Dataset entries
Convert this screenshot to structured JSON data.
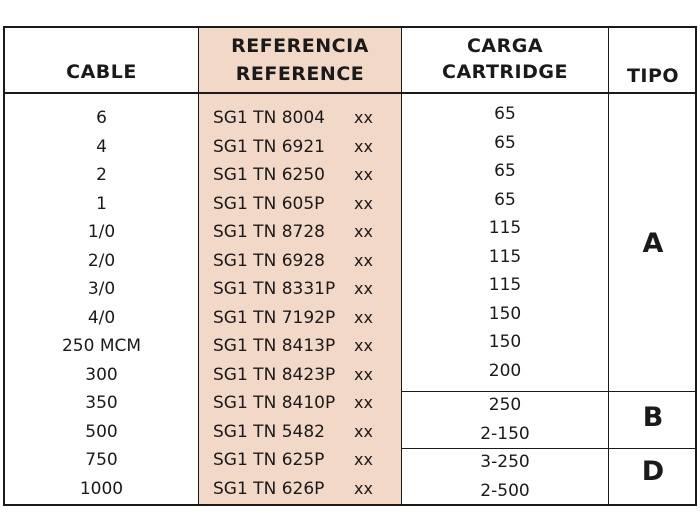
{
  "headers": {
    "cable": "CABLE",
    "referencia": "REFERENCIA",
    "reference": "REFERENCE",
    "carga": "CARGA",
    "cartridge": "CARTRIDGE",
    "tipo": "TIPO"
  },
  "rows": [
    {
      "cable": "6",
      "ref": "SG1 TN 8004",
      "suffix": "xx",
      "carga": "65"
    },
    {
      "cable": "4",
      "ref": "SG1 TN 6921",
      "suffix": "xx",
      "carga": "65"
    },
    {
      "cable": "2",
      "ref": "SG1 TN 6250",
      "suffix": "xx",
      "carga": "65"
    },
    {
      "cable": "1",
      "ref": "SG1 TN 605P",
      "suffix": "xx",
      "carga": "65"
    },
    {
      "cable": "1/0",
      "ref": "SG1 TN 8728",
      "suffix": "xx",
      "carga": "115"
    },
    {
      "cable": "2/0",
      "ref": "SG1 TN 6928",
      "suffix": "xx",
      "carga": "115"
    },
    {
      "cable": "3/0",
      "ref": "SG1 TN 8331P",
      "suffix": "xx",
      "carga": "115"
    },
    {
      "cable": "4/0",
      "ref": "SG1 TN 7192P",
      "suffix": "xx",
      "carga": "150"
    },
    {
      "cable": "250 MCM",
      "ref": "SG1 TN 8413P",
      "suffix": "xx",
      "carga": "150"
    },
    {
      "cable": "300",
      "ref": "SG1 TN 8423P",
      "suffix": "xx",
      "carga": "200"
    },
    {
      "cable": "350",
      "ref": "SG1 TN 8410P",
      "suffix": "xx",
      "carga": "250"
    },
    {
      "cable": "500",
      "ref": "SG1 TN 5482",
      "suffix": "xx",
      "carga": "2-150"
    },
    {
      "cable": "750",
      "ref": "SG1 TN 625P",
      "suffix": "xx",
      "carga": "3-250"
    },
    {
      "cable": "1000",
      "ref": "SG1 TN 626P",
      "suffix": "xx",
      "carga": "2-500"
    }
  ],
  "tipos": [
    {
      "label": "A",
      "rows": [
        0,
        9
      ]
    },
    {
      "label": "B",
      "rows": [
        10,
        11
      ]
    },
    {
      "label": "D",
      "rows": [
        12,
        13
      ]
    }
  ],
  "colors": {
    "reference_column_bg": "#f2d8c7",
    "border": "#1a1a1a"
  }
}
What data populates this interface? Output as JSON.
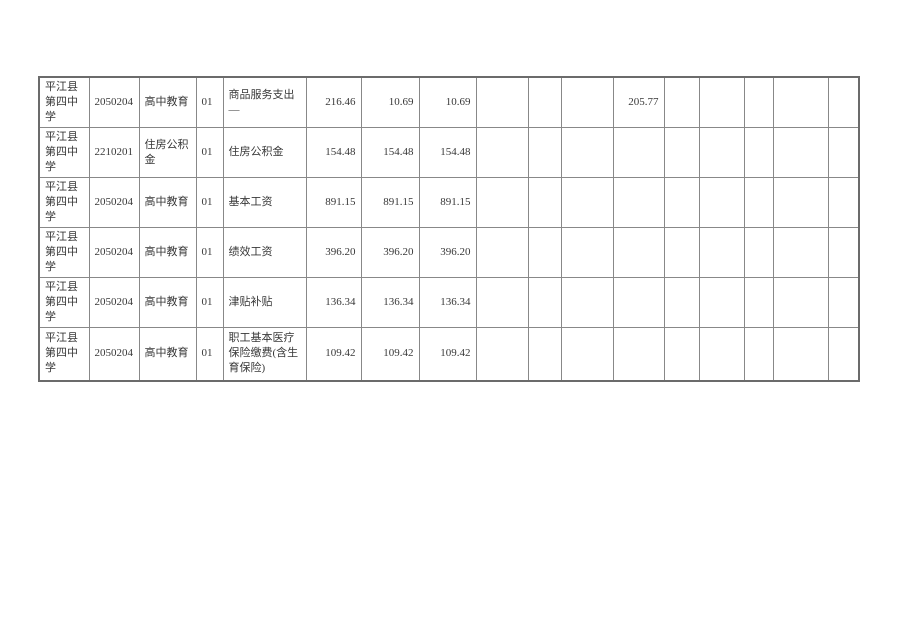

Problem to solve: Your answer should be a single number: the count of lines in these records that hold the string "this".

Task result: 2